● STATED EXERCISE
In the material below, list every line carrying the string "circle".

● RECORDS SHOWN
## BEGIN
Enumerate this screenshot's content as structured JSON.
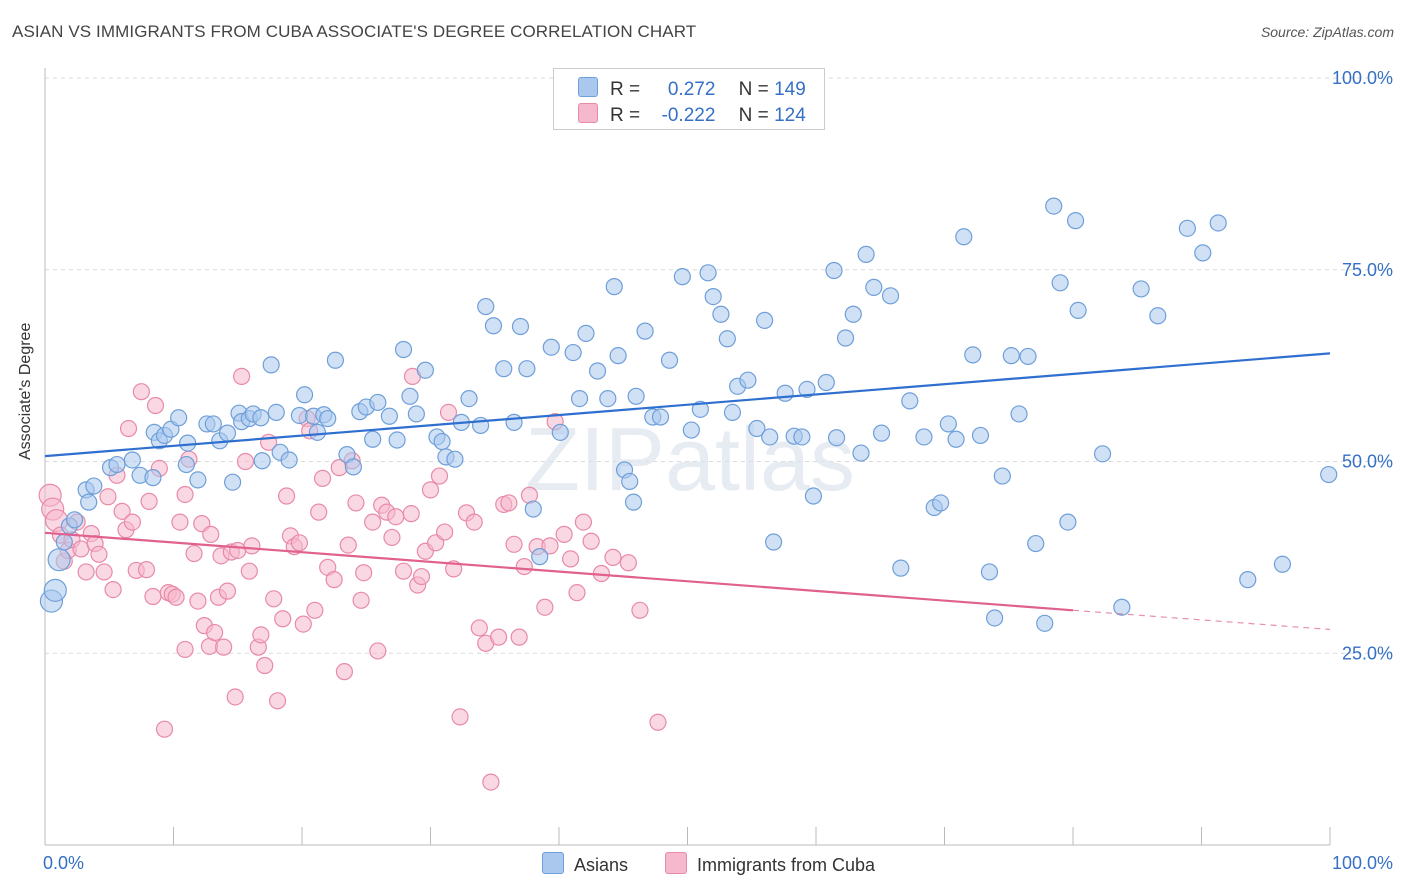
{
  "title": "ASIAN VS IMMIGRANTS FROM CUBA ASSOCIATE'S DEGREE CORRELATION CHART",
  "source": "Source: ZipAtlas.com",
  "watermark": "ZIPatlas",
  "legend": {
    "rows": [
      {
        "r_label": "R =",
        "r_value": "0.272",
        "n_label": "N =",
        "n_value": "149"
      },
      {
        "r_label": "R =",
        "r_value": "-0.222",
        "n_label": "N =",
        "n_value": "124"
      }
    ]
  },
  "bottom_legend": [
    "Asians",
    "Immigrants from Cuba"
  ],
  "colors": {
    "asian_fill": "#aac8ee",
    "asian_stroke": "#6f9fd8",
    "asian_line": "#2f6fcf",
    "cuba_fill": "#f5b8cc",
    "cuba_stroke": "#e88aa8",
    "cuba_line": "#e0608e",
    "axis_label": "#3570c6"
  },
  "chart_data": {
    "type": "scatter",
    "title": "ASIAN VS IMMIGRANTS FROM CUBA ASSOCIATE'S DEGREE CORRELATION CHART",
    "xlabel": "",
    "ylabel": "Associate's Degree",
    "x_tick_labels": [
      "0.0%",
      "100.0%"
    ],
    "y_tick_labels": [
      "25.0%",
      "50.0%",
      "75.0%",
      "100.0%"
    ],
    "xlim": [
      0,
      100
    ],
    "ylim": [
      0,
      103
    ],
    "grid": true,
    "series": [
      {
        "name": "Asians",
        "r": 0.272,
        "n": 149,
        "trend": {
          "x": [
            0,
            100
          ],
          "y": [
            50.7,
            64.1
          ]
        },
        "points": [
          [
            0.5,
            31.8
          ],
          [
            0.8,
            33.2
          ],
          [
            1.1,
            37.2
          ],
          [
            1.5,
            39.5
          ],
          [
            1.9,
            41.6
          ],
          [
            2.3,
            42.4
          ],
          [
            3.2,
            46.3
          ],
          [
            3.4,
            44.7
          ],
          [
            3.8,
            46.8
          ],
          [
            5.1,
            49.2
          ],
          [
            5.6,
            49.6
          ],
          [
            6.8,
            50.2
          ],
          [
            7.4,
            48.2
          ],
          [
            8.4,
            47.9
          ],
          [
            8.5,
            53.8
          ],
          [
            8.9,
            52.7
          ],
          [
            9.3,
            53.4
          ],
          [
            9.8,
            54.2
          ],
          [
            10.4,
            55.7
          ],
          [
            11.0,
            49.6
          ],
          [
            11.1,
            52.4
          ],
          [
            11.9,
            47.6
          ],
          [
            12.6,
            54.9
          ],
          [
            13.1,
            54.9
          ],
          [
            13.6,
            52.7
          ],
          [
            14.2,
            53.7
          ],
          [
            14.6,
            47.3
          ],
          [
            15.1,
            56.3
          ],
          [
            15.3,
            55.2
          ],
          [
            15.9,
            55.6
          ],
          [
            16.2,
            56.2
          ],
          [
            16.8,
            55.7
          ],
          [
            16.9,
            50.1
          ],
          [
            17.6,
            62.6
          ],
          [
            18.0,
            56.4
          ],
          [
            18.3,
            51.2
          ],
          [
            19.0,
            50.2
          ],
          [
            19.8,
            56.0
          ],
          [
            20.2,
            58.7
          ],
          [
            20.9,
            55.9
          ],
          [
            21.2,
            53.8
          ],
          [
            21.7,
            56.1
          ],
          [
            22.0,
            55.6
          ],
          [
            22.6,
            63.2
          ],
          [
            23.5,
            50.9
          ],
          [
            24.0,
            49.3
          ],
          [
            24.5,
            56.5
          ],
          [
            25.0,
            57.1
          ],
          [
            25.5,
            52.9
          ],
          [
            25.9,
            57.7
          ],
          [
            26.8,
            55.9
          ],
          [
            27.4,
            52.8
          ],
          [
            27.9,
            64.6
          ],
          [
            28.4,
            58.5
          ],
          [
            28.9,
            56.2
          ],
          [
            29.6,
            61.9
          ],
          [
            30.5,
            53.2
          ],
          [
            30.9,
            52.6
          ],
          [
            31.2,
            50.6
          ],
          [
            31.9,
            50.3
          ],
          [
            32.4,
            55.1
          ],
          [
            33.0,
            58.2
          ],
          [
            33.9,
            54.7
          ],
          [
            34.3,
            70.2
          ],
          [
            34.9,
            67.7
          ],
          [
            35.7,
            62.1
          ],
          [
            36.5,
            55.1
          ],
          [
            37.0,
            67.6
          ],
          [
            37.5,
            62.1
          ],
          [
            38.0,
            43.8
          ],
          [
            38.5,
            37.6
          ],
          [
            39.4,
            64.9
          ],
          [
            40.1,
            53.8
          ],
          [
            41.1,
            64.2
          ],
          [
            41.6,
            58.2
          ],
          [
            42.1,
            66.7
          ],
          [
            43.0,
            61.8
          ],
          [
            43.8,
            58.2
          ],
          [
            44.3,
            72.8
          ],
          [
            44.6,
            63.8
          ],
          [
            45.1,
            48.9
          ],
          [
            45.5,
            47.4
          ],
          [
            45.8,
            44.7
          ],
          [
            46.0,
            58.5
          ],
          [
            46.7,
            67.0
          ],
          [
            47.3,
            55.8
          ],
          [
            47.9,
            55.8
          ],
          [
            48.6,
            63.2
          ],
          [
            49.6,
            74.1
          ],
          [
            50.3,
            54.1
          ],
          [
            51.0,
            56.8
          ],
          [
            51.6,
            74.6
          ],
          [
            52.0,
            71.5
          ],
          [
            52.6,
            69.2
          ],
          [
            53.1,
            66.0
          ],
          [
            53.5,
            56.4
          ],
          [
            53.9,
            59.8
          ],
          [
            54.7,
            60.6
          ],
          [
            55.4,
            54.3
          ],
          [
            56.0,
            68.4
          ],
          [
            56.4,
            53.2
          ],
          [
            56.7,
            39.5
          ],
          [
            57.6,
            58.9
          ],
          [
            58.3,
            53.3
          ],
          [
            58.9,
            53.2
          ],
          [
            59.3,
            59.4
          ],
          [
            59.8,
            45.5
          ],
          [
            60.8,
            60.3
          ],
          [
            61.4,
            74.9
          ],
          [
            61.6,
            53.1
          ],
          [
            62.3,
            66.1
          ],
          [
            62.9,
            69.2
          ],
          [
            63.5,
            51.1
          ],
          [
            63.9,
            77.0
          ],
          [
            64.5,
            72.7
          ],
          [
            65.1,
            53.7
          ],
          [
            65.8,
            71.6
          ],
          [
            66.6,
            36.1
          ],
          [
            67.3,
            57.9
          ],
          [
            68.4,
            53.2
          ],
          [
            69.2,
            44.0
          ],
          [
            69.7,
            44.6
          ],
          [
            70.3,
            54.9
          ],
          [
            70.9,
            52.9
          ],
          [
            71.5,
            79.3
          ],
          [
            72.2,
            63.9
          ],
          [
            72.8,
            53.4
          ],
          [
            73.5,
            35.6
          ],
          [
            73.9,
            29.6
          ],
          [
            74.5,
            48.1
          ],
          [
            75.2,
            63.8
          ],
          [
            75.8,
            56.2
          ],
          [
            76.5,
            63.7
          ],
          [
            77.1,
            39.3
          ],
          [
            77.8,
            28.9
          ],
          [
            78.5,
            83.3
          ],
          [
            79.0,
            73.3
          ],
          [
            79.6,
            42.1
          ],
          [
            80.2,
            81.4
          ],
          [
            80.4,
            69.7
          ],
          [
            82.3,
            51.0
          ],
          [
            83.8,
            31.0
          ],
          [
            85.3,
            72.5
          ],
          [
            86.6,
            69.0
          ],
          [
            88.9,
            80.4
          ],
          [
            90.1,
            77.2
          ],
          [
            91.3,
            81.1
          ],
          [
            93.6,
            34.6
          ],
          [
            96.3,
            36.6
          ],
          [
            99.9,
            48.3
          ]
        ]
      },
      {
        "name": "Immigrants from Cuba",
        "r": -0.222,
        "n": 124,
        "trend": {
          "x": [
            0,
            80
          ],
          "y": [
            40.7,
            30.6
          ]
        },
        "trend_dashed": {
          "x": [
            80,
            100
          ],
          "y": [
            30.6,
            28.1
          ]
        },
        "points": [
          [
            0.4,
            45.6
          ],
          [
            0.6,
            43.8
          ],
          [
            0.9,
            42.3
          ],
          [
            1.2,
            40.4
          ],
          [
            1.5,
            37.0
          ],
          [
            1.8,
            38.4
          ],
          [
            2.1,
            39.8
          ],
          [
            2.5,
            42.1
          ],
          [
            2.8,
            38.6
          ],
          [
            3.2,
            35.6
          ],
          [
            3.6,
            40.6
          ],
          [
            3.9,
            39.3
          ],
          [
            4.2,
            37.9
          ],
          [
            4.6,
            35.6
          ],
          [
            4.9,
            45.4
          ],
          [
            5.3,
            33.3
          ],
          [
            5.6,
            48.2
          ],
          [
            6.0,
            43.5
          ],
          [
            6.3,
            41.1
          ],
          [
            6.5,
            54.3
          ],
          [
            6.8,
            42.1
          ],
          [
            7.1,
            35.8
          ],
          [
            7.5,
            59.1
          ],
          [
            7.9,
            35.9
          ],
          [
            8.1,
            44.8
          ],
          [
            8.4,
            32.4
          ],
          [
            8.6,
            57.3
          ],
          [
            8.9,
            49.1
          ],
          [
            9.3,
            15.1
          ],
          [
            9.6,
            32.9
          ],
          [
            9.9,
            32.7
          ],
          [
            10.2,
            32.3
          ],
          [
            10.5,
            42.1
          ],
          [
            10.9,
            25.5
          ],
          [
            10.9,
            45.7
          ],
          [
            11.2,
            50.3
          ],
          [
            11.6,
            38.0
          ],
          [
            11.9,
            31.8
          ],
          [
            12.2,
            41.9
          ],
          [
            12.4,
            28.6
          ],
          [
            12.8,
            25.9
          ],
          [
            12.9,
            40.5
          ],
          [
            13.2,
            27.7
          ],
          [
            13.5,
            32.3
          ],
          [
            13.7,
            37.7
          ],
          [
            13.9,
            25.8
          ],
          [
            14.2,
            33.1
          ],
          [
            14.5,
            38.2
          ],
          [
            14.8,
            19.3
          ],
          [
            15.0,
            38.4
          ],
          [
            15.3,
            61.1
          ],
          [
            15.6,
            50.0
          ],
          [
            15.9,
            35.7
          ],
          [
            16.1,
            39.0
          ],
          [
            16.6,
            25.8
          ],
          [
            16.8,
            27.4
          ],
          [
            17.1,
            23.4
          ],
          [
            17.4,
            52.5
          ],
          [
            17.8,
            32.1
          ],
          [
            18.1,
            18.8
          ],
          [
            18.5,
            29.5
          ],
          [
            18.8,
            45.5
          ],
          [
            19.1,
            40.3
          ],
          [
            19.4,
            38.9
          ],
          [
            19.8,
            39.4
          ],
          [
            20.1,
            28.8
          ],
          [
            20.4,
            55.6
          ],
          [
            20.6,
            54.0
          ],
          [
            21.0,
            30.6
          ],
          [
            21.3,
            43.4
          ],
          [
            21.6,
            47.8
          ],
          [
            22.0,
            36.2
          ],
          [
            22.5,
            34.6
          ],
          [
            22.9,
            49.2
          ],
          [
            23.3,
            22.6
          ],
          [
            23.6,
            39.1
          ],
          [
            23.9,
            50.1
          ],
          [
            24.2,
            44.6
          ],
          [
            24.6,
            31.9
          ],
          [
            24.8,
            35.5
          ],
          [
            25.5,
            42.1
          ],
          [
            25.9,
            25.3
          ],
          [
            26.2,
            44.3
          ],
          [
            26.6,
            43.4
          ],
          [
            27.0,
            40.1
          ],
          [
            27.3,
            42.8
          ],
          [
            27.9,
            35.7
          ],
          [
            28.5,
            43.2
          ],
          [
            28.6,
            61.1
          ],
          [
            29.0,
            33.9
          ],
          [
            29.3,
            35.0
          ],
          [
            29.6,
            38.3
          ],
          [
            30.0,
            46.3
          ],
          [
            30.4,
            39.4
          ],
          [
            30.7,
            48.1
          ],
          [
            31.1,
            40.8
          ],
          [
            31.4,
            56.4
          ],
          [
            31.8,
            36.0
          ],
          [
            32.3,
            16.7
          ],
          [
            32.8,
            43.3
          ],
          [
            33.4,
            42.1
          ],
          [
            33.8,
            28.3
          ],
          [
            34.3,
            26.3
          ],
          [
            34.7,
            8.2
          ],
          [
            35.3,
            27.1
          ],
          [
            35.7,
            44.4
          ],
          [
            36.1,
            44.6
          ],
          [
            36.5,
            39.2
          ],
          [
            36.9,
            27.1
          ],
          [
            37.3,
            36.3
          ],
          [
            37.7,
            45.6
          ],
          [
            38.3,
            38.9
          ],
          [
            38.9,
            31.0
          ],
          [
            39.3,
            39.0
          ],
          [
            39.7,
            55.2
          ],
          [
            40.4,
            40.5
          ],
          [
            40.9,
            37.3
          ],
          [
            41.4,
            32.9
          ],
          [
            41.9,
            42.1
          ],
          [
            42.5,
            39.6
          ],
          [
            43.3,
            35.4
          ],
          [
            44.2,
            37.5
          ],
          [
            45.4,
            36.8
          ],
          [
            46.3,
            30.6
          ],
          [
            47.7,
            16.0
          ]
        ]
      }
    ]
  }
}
## END
## BEGIN
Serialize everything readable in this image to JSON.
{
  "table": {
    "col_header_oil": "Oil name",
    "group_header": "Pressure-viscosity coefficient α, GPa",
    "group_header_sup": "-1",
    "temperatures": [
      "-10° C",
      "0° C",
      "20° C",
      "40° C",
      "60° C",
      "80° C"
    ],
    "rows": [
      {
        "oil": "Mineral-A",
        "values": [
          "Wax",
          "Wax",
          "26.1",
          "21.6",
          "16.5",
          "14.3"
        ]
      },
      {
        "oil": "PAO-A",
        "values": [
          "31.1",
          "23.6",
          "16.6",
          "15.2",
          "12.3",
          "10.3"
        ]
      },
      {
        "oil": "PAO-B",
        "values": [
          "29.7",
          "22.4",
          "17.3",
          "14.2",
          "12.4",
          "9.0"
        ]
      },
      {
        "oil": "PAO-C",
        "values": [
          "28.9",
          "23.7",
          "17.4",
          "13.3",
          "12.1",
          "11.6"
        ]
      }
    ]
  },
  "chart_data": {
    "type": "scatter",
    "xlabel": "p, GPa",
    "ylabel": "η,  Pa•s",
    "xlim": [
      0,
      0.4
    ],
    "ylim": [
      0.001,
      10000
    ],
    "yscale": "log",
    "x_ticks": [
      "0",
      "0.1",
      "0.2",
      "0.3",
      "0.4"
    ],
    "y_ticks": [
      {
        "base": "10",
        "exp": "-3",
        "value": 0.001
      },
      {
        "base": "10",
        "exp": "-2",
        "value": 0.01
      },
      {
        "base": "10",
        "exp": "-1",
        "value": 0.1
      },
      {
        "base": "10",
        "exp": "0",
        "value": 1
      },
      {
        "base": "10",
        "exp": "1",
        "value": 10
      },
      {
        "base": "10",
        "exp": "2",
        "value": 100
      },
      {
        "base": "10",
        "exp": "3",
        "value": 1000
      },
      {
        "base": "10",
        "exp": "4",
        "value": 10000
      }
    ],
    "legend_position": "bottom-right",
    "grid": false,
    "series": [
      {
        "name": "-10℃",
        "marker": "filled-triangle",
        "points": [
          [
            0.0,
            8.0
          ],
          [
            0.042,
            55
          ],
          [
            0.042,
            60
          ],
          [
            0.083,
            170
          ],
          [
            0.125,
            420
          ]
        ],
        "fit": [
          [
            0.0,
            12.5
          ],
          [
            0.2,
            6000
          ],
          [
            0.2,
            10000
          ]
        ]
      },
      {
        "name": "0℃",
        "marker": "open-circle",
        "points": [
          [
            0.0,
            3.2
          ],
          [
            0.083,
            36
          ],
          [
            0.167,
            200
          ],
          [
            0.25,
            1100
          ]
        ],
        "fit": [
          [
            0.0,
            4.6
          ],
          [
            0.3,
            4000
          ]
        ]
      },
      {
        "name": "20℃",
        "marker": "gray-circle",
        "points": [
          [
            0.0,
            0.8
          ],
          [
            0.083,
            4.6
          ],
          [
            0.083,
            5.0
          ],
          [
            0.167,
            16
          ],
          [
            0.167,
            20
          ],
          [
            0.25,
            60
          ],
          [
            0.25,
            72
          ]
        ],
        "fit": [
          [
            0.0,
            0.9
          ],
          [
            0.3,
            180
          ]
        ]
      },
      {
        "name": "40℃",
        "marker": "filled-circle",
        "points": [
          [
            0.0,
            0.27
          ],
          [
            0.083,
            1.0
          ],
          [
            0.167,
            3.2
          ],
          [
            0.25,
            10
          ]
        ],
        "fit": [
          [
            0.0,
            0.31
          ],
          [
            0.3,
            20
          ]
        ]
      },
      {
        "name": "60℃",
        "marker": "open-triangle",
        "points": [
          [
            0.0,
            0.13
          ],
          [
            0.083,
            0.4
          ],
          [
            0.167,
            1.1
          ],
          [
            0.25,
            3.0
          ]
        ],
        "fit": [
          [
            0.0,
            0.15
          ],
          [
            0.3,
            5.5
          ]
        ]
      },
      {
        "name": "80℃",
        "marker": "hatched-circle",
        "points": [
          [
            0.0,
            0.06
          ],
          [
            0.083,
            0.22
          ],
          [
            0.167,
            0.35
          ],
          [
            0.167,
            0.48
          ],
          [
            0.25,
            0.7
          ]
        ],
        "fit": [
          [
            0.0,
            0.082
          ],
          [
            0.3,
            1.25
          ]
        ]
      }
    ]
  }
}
## END
● PROBLEM SOLUTION
        "marker": "open-circle",
        "marker": "gray-circle",
        "marker": "filled-circle",
        "marker": "hatched-circle",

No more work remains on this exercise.